TASK GOAL — According to the blog post below, what two things does the scala-msil compilation balk at in .Net assemblies after framework 1.x?

TEXT PROVIDED —
#####

My hobbyist coding updates and releases as the mysterious "Mr. Tines"

Saturday 10 January 2009

Towards Scala/.net 2.0

A propos of my last bit of banging head against a wall... Oh, and these snippets are definitely offered under the WTFPL.

The main things that the scala-msil compilation balks at when looking at .Net assemblies post framework 1.x are generics; and things marked as var. Looking at the source in http://lampsvn.epfl.ch/svn-repos/scala/msil/trunk/src/, the first changes to make are, first in msil/util/Signature.java, add the extra byte code values

    public static final int ELEMENT_TYPE_VAR = 0x13;     // a class type variable VAR
    /***/
    public static final int  ELEMENT_TYPE_GENERICINST    = 0x15;     // GENERICINST    ...

and then start to do something about parsing them in msil/PEFile.java, in method PEFile.Sig.decodeType0()

        case ELEMENT_TYPE_GENERICINST:
        // Followed by <type> token
        //ELEMENT_TYPE_GENERICINST <an mdTypeDef metadata token> <argument Count> <arg1> ... <argN>
        {
            // base type
            int tmp = readByte();
            if((tmp != ELEMENT_TYPE_VALUETYPE) && (tmp != ELEMENT_TYPE_CLASS))
                throw new RuntimeException("*1*>> "+ byte2hex(tmp) +
        "@" + pos() + " in " + this);   
            int id = decodeInt();
            type = pemodule.getTypeDefOrRef(id);
            if (type == null)   throw new RuntimeException("**>> "+ byte2hex(desc) +
        "@" + pos() + " in " + this);
            // number of type arguments
            int num = decodeInt();
            System.out.println("num = "+num);
            for(int i=0;i<num;++i)

#####

DATA —
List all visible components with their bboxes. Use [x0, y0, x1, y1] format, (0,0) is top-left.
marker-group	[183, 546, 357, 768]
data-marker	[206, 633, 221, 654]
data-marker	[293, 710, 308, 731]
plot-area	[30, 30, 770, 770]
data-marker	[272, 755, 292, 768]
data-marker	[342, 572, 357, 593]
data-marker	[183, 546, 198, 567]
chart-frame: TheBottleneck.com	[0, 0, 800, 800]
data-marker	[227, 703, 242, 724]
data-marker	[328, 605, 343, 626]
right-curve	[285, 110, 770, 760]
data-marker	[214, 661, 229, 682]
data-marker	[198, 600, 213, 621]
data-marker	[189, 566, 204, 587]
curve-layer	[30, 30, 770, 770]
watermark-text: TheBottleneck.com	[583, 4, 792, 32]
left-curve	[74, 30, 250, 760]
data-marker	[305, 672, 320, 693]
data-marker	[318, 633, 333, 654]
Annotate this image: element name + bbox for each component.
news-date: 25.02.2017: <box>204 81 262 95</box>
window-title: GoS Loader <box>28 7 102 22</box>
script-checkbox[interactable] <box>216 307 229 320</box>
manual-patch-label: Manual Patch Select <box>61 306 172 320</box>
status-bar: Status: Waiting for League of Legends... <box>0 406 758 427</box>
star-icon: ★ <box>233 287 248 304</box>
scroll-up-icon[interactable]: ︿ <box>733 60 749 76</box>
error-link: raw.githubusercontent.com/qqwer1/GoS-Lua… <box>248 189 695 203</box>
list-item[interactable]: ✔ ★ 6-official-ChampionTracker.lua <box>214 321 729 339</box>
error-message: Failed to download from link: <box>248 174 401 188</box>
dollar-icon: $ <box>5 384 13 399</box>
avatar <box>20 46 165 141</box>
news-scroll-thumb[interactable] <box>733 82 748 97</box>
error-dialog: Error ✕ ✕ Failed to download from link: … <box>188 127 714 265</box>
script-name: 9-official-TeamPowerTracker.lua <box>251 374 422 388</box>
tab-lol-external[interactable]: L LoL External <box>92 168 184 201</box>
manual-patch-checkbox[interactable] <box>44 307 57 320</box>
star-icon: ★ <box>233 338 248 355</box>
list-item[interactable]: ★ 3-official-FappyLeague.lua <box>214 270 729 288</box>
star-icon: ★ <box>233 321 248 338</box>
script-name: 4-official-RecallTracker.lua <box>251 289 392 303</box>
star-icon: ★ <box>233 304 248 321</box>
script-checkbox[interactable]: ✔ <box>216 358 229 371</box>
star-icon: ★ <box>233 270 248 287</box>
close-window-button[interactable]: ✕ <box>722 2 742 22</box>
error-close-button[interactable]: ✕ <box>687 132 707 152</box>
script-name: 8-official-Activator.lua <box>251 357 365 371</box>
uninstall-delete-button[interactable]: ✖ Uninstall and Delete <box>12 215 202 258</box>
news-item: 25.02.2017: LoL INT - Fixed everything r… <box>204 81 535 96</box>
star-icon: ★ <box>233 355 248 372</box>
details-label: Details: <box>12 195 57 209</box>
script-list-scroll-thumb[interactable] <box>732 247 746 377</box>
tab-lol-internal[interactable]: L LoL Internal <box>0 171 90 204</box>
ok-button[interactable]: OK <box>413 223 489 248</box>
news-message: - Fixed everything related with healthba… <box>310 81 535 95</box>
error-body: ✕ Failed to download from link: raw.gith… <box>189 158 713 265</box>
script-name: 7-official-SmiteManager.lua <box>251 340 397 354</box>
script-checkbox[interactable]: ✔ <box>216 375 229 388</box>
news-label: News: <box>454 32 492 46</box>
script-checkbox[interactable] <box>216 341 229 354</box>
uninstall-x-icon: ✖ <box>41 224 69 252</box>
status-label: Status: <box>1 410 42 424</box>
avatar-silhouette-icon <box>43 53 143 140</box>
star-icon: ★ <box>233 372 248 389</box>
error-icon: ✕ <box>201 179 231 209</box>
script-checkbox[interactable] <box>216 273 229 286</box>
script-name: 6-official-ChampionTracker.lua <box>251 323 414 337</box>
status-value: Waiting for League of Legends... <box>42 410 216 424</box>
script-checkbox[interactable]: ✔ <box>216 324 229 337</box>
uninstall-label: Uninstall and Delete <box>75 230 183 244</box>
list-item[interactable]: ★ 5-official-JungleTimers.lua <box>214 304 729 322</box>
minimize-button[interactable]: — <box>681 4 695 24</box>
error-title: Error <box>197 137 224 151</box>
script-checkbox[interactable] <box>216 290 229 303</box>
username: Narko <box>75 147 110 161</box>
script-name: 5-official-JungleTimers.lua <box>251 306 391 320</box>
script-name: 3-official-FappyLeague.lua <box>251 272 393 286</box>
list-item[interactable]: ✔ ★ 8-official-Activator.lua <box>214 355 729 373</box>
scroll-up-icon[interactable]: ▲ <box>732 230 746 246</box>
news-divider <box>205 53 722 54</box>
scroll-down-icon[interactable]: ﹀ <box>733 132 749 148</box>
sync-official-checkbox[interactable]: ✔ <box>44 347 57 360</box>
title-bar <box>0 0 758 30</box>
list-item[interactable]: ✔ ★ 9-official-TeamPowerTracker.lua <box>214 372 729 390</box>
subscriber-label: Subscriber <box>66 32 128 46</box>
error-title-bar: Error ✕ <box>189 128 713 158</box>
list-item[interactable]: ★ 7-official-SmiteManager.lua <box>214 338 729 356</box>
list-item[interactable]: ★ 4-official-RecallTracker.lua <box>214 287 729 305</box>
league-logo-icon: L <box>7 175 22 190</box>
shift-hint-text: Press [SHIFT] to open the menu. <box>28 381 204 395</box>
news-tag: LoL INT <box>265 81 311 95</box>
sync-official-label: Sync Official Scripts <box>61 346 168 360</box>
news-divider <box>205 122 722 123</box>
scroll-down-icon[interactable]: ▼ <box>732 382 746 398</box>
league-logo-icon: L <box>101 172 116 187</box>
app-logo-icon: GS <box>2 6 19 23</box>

#####

WRITTEN RESPONSE — Generics and things marked as var.